### DIRECTIVE:
Transcribe each entry below exactly. Pictures do not go in the copy.

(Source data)
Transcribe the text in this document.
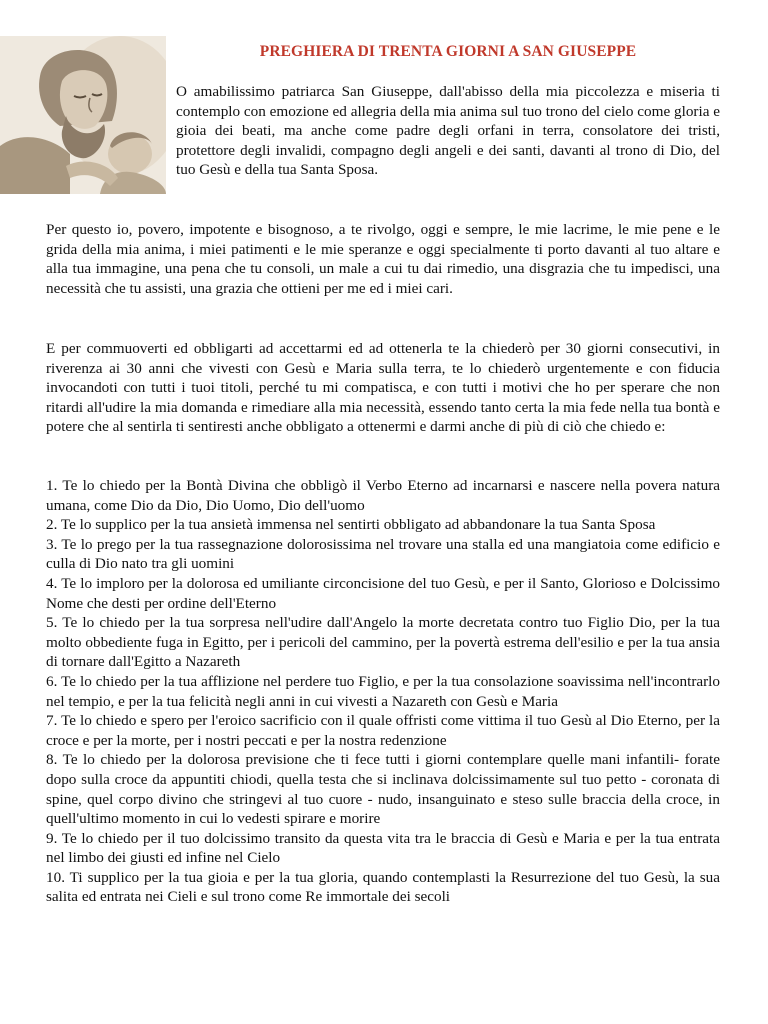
PREGHIERA DI TRENTA GIORNI A SAN GIUSEPPE

O amabilissimo patriarca San Giuseppe, dall'abisso della mia piccolezza e miseria ti contemplo con emozione ed allegria della mia anima sul tuo trono del cielo come gloria e gioia dei beati, ma anche come padre degli orfani in terra, consolatore dei tristi, protettore degli invalidi, compagno degli angeli e dei santi, davanti al trono di Dio, del tuo Gesù e della tua Santa Sposa.

Per questo io, povero, impotente e bisognoso, a te rivolgo, oggi e sempre, le mie lacrime, le mie pene e le grida della mia anima, i miei patimenti e le mie speranze e oggi specialmente ti porto davanti al tuo altare e alla tua immagine, una pena che tu consoli, un male a cui tu dai rimedio, una disgrazia che tu impedisci, una necessità che tu assisti, una grazia che ottieni per me ed i miei cari.

E per commuoverti ed obbligarti ad accettarmi ed ad ottenerla te la chiederò per 30 giorni consecutivi, in riverenza ai 30 anni che vivesti con Gesù e Maria sulla terra, te lo chiederò urgentemente e con fiducia invocandoti con tutti i tuoi titoli, perché tu mi compatisca, e con tutti i motivi che ho per sperare che non ritardi all'udire la mia domanda e rimediare alla mia necessità, essendo tanto certa la mia fede nella tua bontà e potere che al sentirla ti sentiresti anche obbligato a ottenermi e darmi anche di più di ciò che chiedo e:

1. Te lo chiedo per la Bontà Divina che obbligò il Verbo Eterno ad incarnarsi e nascere nella povera natura umana, come Dio da Dio, Dio Uomo, Dio dell'uomo
2. Te lo supplico per la tua ansietà immensa nel sentirti obbligato ad abbandonare la tua Santa Sposa
3. Te lo prego per la tua rassegnazione dolorosissima nel trovare una stalla ed una mangiatoia come edificio e culla di Dio nato tra gli uomini
4. Te lo imploro per la dolorosa ed umiliante circoncisione del tuo Gesù, e per il Santo, Glorioso e Dolcissimo Nome che desti per ordine dell'Eterno
5. Te lo chiedo per la tua sorpresa nell'udire dall'Angelo la morte decretata contro tuo Figlio Dio, per la tua molto obbediente fuga in Egitto, per i pericoli del cammino, per la povertà estrema dell'esilio e per la tua ansia di tornare dall'Egitto a Nazareth
6. Te lo chiedo per la tua afflizione nel perdere tuo Figlio, e per la tua consolazione soavissima nell'incontrarlo nel tempio, e per la tua felicità negli anni in cui vivesti a Nazareth con Gesù e Maria
7. Te lo chiedo e spero per l'eroico sacrificio con il quale offristi come vittima il tuo Gesù al Dio Eterno, per la croce e per la morte, per i nostri peccati e per la nostra redenzione
8. Te lo chiedo per la dolorosa previsione che ti fece tutti i giorni contemplare quelle mani infantili- forate dopo sulla croce da appuntiti chiodi, quella testa che si inclinava dolcissimamente sul tuo petto - coronata di spine, quel corpo divino che stringevi al tuo cuore - nudo, insanguinato e steso sulle braccia della croce, in quell'ultimo momento in cui lo vedesti spirare e morire
9. Te lo chiedo per il tuo dolcissimo transito da questa vita tra le braccia di Gesù e Maria e per la tua entrata nel limbo dei giusti ed infine nel Cielo
10. Ti supplico per la tua gioia e per la tua gloria, quando contemplasti la Resurrezione del tuo Gesù, la sua salita ed entrata nei Cieli e sul trono come Re immortale dei secoli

### CORRECT RESULT:
Transcribe the text in this document.
PREGHIERA DI TRENTA GIORNI A SAN GIUSEPPE

O amabilissimo patriarca San Giuseppe, dall'abisso della mia piccolezza e miseria ti contemplo con emozione ed allegria della mia anima sul tuo trono del cielo come gloria e gioia dei beati, ma anche come padre degli orfani in terra, consolatore dei tristi, protettore degli invalidi, compagno degli angeli e dei santi, davanti al trono di Dio, del tuo Gesù e della tua Santa Sposa.

Per questo io, povero, impotente e bisognoso, a te rivolgo, oggi e sempre, le mie lacrime, le mie pene e le grida della mia anima, i miei patimenti e le mie speranze e oggi specialmente ti porto davanti al tuo altare e alla tua immagine, una pena che tu consoli, un male a cui tu dai rimedio, una disgrazia che tu impedisci, una necessità che tu assisti, una grazia che ottieni per me ed i miei cari.

E per commuoverti ed obbligarti ad accettarmi ed ad ottenerla te la chiederò per 30 giorni consecutivi, in riverenza ai 30 anni che vivesti con Gesù e Maria sulla terra, te lo chiederò urgentemente e con fiducia invocandoti con tutti i tuoi titoli, perché tu mi compatisca, e con tutti i motivi che ho per sperare che non ritardi all'udire la mia domanda e rimediare alla mia necessità, essendo tanto certa la mia fede nella tua bontà e potere che al sentirla ti sentiresti anche obbligato a ottenermi e darmi anche di più di ciò che chiedo e:

1. Te lo chiedo per la Bontà Divina che obbligò il Verbo Eterno ad incarnarsi e nascere nella povera natura umana, come Dio da Dio, Dio Uomo, Dio dell'uomo
2. Te lo supplico per la tua ansietà immensa nel sentirti obbligato ad abbandonare la tua Santa Sposa
3. Te lo prego per la tua rassegnazione dolorosissima nel trovare una stalla ed una mangiatoia come edificio e culla di Dio nato tra gli uomini
4. Te lo imploro per la dolorosa ed umiliante circoncisione del tuo Gesù, e per il Santo, Glorioso e Dolcissimo Nome che desti per ordine dell'Eterno
5. Te lo chiedo per la tua sorpresa nell'udire dall'Angelo la morte decretata contro tuo Figlio Dio, per la tua molto obbediente fuga in Egitto, per i pericoli del cammino, per la povertà estrema dell'esilio e per la tua ansia di tornare dall'Egitto a Nazareth
6. Te lo chiedo per la tua afflizione nel perdere tuo Figlio, e per la tua consolazione soavissima nell'incontrarlo nel tempio, e per la tua felicità negli anni in cui vivesti a Nazareth con Gesù e Maria
7. Te lo chiedo e spero per l'eroico sacrificio con il quale offristi come vittima il tuo Gesù al Dio Eterno, per la croce e per la morte, per i nostri peccati e per la nostra redenzione
8. Te lo chiedo per la dolorosa previsione che ti fece tutti i giorni contemplare quelle mani infantili- forate dopo sulla croce da appuntiti chiodi, quella testa che si inclinava dolcissimamente sul tuo petto - coronata di spine, quel corpo divino che stringevi al tuo cuore - nudo, insanguinato e steso sulle braccia della croce, in quell'ultimo momento in cui lo vedesti spirare e morire
9. Te lo chiedo per il tuo dolcissimo transito da questa vita tra le braccia di Gesù e Maria e per la tua entrata nel limbo dei giusti ed infine nel Cielo
10. Ti supplico per la tua gioia e per la tua gloria, quando contemplasti la Resurrezione del tuo Gesù, la sua salita ed entrata nei Cieli e sul trono come Re immortale dei secoli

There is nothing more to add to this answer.